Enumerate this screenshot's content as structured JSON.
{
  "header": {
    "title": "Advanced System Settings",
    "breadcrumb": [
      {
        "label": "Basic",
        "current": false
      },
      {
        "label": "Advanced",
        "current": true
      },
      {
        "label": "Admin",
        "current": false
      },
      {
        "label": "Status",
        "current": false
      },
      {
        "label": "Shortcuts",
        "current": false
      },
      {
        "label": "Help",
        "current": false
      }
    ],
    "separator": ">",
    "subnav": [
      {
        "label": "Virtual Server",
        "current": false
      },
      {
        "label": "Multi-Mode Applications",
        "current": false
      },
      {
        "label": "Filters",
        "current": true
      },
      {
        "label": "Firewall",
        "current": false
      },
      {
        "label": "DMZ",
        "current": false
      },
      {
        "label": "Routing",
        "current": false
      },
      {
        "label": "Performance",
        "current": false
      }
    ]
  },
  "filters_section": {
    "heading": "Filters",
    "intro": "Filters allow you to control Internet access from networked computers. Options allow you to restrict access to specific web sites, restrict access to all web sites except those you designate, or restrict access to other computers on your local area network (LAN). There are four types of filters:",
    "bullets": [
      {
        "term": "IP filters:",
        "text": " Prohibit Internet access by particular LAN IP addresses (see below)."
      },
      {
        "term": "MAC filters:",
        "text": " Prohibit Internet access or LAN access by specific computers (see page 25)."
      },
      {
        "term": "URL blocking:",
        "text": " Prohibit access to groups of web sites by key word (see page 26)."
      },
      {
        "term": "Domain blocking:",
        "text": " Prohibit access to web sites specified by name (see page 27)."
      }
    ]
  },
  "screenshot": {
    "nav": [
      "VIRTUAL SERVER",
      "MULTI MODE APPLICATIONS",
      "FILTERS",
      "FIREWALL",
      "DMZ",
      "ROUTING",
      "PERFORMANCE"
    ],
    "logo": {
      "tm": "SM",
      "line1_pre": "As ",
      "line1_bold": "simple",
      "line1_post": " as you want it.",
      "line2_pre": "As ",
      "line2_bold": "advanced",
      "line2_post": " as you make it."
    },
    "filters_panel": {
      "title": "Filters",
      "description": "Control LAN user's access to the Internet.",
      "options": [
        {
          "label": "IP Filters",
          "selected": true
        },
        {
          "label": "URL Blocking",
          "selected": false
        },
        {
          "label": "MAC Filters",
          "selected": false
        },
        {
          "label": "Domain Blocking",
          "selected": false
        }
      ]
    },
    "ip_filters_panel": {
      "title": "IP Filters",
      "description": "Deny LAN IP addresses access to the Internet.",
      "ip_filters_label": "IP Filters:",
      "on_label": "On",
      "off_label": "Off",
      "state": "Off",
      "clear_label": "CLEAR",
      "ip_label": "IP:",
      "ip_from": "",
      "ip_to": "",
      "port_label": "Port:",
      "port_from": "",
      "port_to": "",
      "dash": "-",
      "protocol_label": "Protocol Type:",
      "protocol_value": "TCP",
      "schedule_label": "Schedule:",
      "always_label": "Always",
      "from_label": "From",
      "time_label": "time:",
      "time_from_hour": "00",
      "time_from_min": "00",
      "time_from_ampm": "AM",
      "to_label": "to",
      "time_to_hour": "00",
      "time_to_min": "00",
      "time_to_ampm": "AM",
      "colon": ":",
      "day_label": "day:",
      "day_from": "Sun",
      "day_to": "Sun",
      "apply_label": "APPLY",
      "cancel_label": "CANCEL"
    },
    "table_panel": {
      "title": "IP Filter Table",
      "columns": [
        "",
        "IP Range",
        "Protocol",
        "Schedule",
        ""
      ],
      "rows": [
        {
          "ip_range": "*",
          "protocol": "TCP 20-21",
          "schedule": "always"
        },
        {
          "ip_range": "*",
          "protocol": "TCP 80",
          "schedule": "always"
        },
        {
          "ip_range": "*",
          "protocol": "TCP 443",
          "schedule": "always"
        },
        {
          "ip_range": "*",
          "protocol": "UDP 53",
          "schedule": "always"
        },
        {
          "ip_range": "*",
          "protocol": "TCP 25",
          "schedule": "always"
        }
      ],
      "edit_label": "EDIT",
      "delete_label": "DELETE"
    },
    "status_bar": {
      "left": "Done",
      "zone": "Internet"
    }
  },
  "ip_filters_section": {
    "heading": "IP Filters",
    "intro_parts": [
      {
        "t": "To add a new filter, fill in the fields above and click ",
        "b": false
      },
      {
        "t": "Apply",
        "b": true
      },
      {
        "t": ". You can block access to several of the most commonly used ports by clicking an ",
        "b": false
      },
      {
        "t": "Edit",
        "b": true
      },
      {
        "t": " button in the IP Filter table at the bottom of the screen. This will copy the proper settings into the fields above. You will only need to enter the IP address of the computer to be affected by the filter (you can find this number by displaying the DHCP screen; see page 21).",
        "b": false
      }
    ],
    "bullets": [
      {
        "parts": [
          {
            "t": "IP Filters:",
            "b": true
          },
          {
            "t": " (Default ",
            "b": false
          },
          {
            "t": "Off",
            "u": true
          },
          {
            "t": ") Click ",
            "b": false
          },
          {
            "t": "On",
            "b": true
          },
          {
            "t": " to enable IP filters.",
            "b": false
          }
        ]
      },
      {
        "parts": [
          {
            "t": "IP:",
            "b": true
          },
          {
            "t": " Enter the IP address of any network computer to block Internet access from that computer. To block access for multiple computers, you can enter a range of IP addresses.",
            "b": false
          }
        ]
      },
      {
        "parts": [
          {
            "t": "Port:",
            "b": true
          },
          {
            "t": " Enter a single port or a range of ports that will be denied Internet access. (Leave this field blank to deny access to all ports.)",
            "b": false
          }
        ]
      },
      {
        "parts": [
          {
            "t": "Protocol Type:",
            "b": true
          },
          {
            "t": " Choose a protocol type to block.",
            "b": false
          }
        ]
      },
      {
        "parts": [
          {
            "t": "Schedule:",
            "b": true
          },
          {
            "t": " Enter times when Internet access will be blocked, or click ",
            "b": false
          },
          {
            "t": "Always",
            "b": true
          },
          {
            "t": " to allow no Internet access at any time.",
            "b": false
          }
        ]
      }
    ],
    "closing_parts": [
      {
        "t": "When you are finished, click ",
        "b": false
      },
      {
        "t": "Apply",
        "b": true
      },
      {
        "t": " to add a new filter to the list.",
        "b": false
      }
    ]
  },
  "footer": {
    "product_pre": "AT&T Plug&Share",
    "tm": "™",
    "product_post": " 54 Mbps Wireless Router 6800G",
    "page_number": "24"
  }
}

• [Instruction]
Retype the whole listing, matching it exactly.

• [Solution for this problem]
Enumerate this screenshot's content as structured JSON.
{
  "header": {
    "title": "Advanced System Settings",
    "breadcrumb": [
      {
        "label": "Basic",
        "current": false
      },
      {
        "label": "Advanced",
        "current": true
      },
      {
        "label": "Admin",
        "current": false
      },
      {
        "label": "Status",
        "current": false
      },
      {
        "label": "Shortcuts",
        "current": false
      },
      {
        "label": "Help",
        "current": false
      }
    ],
    "separator": ">",
    "subnav": [
      {
        "label": "Virtual Server",
        "current": false
      },
      {
        "label": "Multi-Mode Applications",
        "current": false
      },
      {
        "label": "Filters",
        "current": true
      },
      {
        "label": "Firewall",
        "current": false
      },
      {
        "label": "DMZ",
        "current": false
      },
      {
        "label": "Routing",
        "current": false
      },
      {
        "label": "Performance",
        "current": false
      }
    ]
  },
  "filters_section": {
    "heading": "Filters",
    "intro": "Filters allow you to control Internet access from networked computers. Options allow you to restrict access to specific web sites, restrict access to all web sites except those you designate, or restrict access to other computers on your local area network (LAN). There are four types of filters:",
    "bullets": [
      {
        "term": "IP filters:",
        "text": " Prohibit Internet access by particular LAN IP addresses (see below)."
      },
      {
        "term": "MAC filters:",
        "text": " Prohibit Internet access or LAN access by specific computers (see page 25)."
      },
      {
        "term": "URL blocking:",
        "text": " Prohibit access to groups of web sites by key word (see page 26)."
      },
      {
        "term": "Domain blocking:",
        "text": " Prohibit access to web sites specified by name (see page 27)."
      }
    ]
  },
  "screenshot": {
    "nav": [
      "VIRTUAL SERVER",
      "MULTI MODE APPLICATIONS",
      "FILTERS",
      "FIREWALL",
      "DMZ",
      "ROUTING",
      "PERFORMANCE"
    ],
    "logo": {
      "tm": "SM",
      "line1_pre": "As ",
      "line1_bold": "simple",
      "line1_post": " as you want it.",
      "line2_pre": "As ",
      "line2_bold": "advanced",
      "line2_post": " as you make it."
    },
    "filters_panel": {
      "title": "Filters",
      "description": "Control LAN user's access to the Internet.",
      "options": [
        {
          "label": "IP Filters",
          "selected": true
        },
        {
          "label": "URL Blocking",
          "selected": false
        },
        {
          "label": "MAC Filters",
          "selected": false
        },
        {
          "label": "Domain Blocking",
          "selected": false
        }
      ]
    },
    "ip_filters_panel": {
      "title": "IP Filters",
      "description": "Deny LAN IP addresses access to the Internet.",
      "ip_filters_label": "IP Filters:",
      "on_label": "On",
      "off_label": "Off",
      "state": "Off",
      "clear_label": "CLEAR",
      "ip_label": "IP:",
      "ip_from": "",
      "ip_to": "",
      "port_label": "Port:",
      "port_from": "",
      "port_to": "",
      "dash": "-",
      "protocol_label": "Protocol Type:",
      "protocol_value": "TCP",
      "schedule_label": "Schedule:",
      "always_label": "Always",
      "from_label": "From",
      "time_label": "time:",
      "time_from_hour": "00",
      "time_from_min": "00",
      "time_from_ampm": "AM",
      "to_label": "to",
      "time_to_hour": "00",
      "time_to_min": "00",
      "time_to_ampm": "AM",
      "colon": ":",
      "day_label": "day:",
      "day_from": "Sun",
      "day_to": "Sun",
      "apply_label": "APPLY",
      "cancel_label": "CANCEL"
    },
    "table_panel": {
      "title": "IP Filter Table",
      "columns": [
        "",
        "IP Range",
        "Protocol",
        "Schedule",
        ""
      ],
      "rows": [
        {
          "ip_range": "*",
          "protocol": "TCP 20-21",
          "schedule": "always"
        },
        {
          "ip_range": "*",
          "protocol": "TCP 80",
          "schedule": "always"
        },
        {
          "ip_range": "*",
          "protocol": "TCP 443",
          "schedule": "always"
        },
        {
          "ip_range": "*",
          "protocol": "UDP 53",
          "schedule": "always"
        },
        {
          "ip_range": "*",
          "protocol": "TCP 25",
          "schedule": "always"
        }
      ],
      "edit_label": "EDIT",
      "delete_label": "DELETE"
    },
    "status_bar": {
      "left": "Done",
      "zone": "Internet"
    }
  },
  "ip_filters_section": {
    "heading": "IP Filters",
    "intro_parts": [
      {
        "t": "To add a new filter, fill in the fields above and click ",
        "b": false
      },
      {
        "t": "Apply",
        "b": true
      },
      {
        "t": ". You can block access to several of the most commonly used ports by clicking an ",
        "b": false
      },
      {
        "t": "Edit",
        "b": true
      },
      {
        "t": " button in the IP Filter table at the bottom of the screen. This will copy the proper settings into the fields above. You will only need to enter the IP address of the computer to be affected by the filter (you can find this number by displaying the DHCP screen; see page 21).",
        "b": false
      }
    ],
    "bullets": [
      {
        "parts": [
          {
            "t": "IP Filters:",
            "b": true
          },
          {
            "t": " (Default ",
            "b": false
          },
          {
            "t": "Off",
            "u": true
          },
          {
            "t": ") Click ",
            "b": false
          },
          {
            "t": "On",
            "b": true
          },
          {
            "t": " to enable IP filters.",
            "b": false
          }
        ]
      },
      {
        "parts": [
          {
            "t": "IP:",
            "b": true
          },
          {
            "t": " Enter the IP address of any network computer to block Internet access from that computer. To block access for multiple computers, you can enter a range of IP addresses.",
            "b": false
          }
        ]
      },
      {
        "parts": [
          {
            "t": "Port:",
            "b": true
          },
          {
            "t": " Enter a single port or a range of ports that will be denied Internet access. (Leave this field blank to deny access to all ports.)",
            "b": false
          }
        ]
      },
      {
        "parts": [
          {
            "t": "Protocol Type:",
            "b": true
          },
          {
            "t": " Choose a protocol type to block.",
            "b": false
          }
        ]
      },
      {
        "parts": [
          {
            "t": "Schedule:",
            "b": true
          },
          {
            "t": " Enter times when Internet access will be blocked, or click ",
            "b": false
          },
          {
            "t": "Always",
            "b": true
          },
          {
            "t": " to allow no Internet access at any time.",
            "b": false
          }
        ]
      }
    ],
    "closing_parts": [
      {
        "t": "When you are finished, click ",
        "b": false
      },
      {
        "t": "Apply",
        "b": true
      },
      {
        "t": " to add a new filter to the list.",
        "b": false
      }
    ]
  },
  "footer": {
    "product_pre": "AT&T Plug&Share",
    "tm": "™",
    "product_post": " 54 Mbps Wireless Router 6800G",
    "page_number": "24"
  }
}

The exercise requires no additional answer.